#### Data
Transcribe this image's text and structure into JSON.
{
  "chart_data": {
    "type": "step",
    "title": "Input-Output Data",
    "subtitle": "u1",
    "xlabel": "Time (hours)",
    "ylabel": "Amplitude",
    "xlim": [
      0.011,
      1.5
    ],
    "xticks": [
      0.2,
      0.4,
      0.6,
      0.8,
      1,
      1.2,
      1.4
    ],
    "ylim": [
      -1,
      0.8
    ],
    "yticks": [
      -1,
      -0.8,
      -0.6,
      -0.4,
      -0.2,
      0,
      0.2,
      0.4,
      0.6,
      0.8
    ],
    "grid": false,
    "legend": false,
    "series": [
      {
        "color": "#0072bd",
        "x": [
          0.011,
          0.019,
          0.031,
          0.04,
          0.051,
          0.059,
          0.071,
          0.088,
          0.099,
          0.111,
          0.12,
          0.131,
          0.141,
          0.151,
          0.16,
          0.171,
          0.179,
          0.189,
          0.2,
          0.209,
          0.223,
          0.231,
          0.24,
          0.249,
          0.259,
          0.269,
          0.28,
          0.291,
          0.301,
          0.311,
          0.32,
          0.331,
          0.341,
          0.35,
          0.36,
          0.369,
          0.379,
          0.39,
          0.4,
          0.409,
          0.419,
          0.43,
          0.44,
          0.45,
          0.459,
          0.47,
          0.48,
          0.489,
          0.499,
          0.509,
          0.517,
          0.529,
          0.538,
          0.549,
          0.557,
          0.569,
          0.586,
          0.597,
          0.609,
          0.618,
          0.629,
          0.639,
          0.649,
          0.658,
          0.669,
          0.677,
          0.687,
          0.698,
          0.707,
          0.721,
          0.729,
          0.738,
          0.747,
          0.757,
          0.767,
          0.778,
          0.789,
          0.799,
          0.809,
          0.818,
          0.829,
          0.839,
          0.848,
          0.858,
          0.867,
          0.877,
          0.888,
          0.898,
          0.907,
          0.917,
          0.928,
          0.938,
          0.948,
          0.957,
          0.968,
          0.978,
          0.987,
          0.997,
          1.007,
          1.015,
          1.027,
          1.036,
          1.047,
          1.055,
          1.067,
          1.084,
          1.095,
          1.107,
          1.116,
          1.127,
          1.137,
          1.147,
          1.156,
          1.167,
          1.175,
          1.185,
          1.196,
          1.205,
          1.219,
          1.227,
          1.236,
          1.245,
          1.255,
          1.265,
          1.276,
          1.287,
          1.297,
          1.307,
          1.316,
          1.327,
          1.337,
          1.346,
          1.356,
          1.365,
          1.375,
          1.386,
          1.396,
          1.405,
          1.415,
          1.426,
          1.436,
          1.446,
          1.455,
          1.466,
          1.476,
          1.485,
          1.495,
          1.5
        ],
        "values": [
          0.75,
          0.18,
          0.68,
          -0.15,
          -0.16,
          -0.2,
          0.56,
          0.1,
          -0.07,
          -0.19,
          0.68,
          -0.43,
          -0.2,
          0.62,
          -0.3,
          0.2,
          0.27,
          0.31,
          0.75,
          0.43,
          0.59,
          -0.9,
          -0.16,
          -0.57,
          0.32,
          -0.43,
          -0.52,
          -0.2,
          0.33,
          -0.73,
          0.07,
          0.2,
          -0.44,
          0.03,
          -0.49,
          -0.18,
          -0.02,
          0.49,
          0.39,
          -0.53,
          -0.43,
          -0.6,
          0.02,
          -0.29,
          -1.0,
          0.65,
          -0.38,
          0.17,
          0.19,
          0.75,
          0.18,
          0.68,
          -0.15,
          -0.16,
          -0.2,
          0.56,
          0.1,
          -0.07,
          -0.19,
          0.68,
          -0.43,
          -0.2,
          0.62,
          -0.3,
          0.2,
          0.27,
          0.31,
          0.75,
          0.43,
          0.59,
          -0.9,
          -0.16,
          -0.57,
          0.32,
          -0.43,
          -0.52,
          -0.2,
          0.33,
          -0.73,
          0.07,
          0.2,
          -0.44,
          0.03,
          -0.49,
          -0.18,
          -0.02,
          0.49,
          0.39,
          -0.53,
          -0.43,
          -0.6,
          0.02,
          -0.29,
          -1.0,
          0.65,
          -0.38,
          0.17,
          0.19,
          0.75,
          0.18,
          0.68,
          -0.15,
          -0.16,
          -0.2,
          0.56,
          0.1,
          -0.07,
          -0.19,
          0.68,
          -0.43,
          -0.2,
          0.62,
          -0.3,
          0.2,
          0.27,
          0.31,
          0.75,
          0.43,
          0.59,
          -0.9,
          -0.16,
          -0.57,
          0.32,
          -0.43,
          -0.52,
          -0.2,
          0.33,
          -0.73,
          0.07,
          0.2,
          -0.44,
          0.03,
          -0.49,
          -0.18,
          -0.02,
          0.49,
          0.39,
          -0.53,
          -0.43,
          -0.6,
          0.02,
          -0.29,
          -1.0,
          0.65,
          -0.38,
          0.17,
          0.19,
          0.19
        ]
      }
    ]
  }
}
########
Task objective –
Without omitting anything, output the entries exactly.

Exercise result –
Transcribe this image's text and structure into JSON.
{
  "chart_data": {
    "type": "step",
    "title": "Input-Output Data",
    "subtitle": "u1",
    "xlabel": "Time (hours)",
    "ylabel": "Amplitude",
    "xlim": [
      0.011,
      1.5
    ],
    "xticks": [
      0.2,
      0.4,
      0.6,
      0.8,
      1,
      1.2,
      1.4
    ],
    "ylim": [
      -1,
      0.8
    ],
    "yticks": [
      -1,
      -0.8,
      -0.6,
      -0.4,
      -0.2,
      0,
      0.2,
      0.4,
      0.6,
      0.8
    ],
    "grid": false,
    "legend": false,
    "series": [
      {
        "color": "#0072bd",
        "x": [
          0.011,
          0.019,
          0.031,
          0.04,
          0.051,
          0.059,
          0.071,
          0.088,
          0.099,
          0.111,
          0.12,
          0.131,
          0.141,
          0.151,
          0.16,
          0.171,
          0.179,
          0.189,
          0.2,
          0.209,
          0.223,
          0.231,
          0.24,
          0.249,
          0.259,
          0.269,
          0.28,
          0.291,
          0.301,
          0.311,
          0.32,
          0.331,
          0.341,
          0.35,
          0.36,
          0.369,
          0.379,
          0.39,
          0.4,
          0.409,
          0.419,
          0.43,
          0.44,
          0.45,
          0.459,
          0.47,
          0.48,
          0.489,
          0.499,
          0.509,
          0.517,
          0.529,
          0.538,
          0.549,
          0.557,
          0.569,
          0.586,
          0.597,
          0.609,
          0.618,
          0.629,
          0.639,
          0.649,
          0.658,
          0.669,
          0.677,
          0.687,
          0.698,
          0.707,
          0.721,
          0.729,
          0.738,
          0.747,
          0.757,
          0.767,
          0.778,
          0.789,
          0.799,
          0.809,
          0.818,
          0.829,
          0.839,
          0.848,
          0.858,
          0.867,
          0.877,
          0.888,
          0.898,
          0.907,
          0.917,
          0.928,
          0.938,
          0.948,
          0.957,
          0.968,
          0.978,
          0.987,
          0.997,
          1.007,
          1.015,
          1.027,
          1.036,
          1.047,
          1.055,
          1.067,
          1.084,
          1.095,
          1.107,
          1.116,
          1.127,
          1.137,
          1.147,
          1.156,
          1.167,
          1.175,
          1.185,
          1.196,
          1.205,
          1.219,
          1.227,
          1.236,
          1.245,
          1.255,
          1.265,
          1.276,
          1.287,
          1.297,
          1.307,
          1.316,
          1.327,
          1.337,
          1.346,
          1.356,
          1.365,
          1.375,
          1.386,
          1.396,
          1.405,
          1.415,
          1.426,
          1.436,
          1.446,
          1.455,
          1.466,
          1.476,
          1.485,
          1.495,
          1.5
        ],
        "values": [
          0.75,
          0.18,
          0.68,
          -0.15,
          -0.16,
          -0.2,
          0.56,
          0.1,
          -0.07,
          -0.19,
          0.68,
          -0.43,
          -0.2,
          0.62,
          -0.3,
          0.2,
          0.27,
          0.31,
          0.75,
          0.43,
          0.59,
          -0.9,
          -0.16,
          -0.57,
          0.32,
          -0.43,
          -0.52,
          -0.2,
          0.33,
          -0.73,
          0.07,
          0.2,
          -0.44,
          0.03,
          -0.49,
          -0.18,
          -0.02,
          0.49,
          0.39,
          -0.53,
          -0.43,
          -0.6,
          0.02,
          -0.29,
          -1.0,
          0.65,
          -0.38,
          0.17,
          0.19,
          0.75,
          0.18,
          0.68,
          -0.15,
          -0.16,
          -0.2,
          0.56,
          0.1,
          -0.07,
          -0.19,
          0.68,
          -0.43,
          -0.2,
          0.62,
          -0.3,
          0.2,
          0.27,
          0.31,
          0.75,
          0.43,
          0.59,
          -0.9,
          -0.16,
          -0.57,
          0.32,
          -0.43,
          -0.52,
          -0.2,
          0.33,
          -0.73,
          0.07,
          0.2,
          -0.44,
          0.03,
          -0.49,
          -0.18,
          -0.02,
          0.49,
          0.39,
          -0.53,
          -0.43,
          -0.6,
          0.02,
          -0.29,
          -1.0,
          0.65,
          -0.38,
          0.17,
          0.19,
          0.75,
          0.18,
          0.68,
          -0.15,
          -0.16,
          -0.2,
          0.56,
          0.1,
          -0.07,
          -0.19,
          0.68,
          -0.43,
          -0.2,
          0.62,
          -0.3,
          0.2,
          0.27,
          0.31,
          0.75,
          0.43,
          0.59,
          -0.9,
          -0.16,
          -0.57,
          0.32,
          -0.43,
          -0.52,
          -0.2,
          0.33,
          -0.73,
          0.07,
          0.2,
          -0.44,
          0.03,
          -0.49,
          -0.18,
          -0.02,
          0.49,
          0.39,
          -0.53,
          -0.43,
          -0.6,
          0.02,
          -0.29,
          -1.0,
          0.65,
          -0.38,
          0.17,
          0.19,
          0.19
        ]
      }
    ]
  }
}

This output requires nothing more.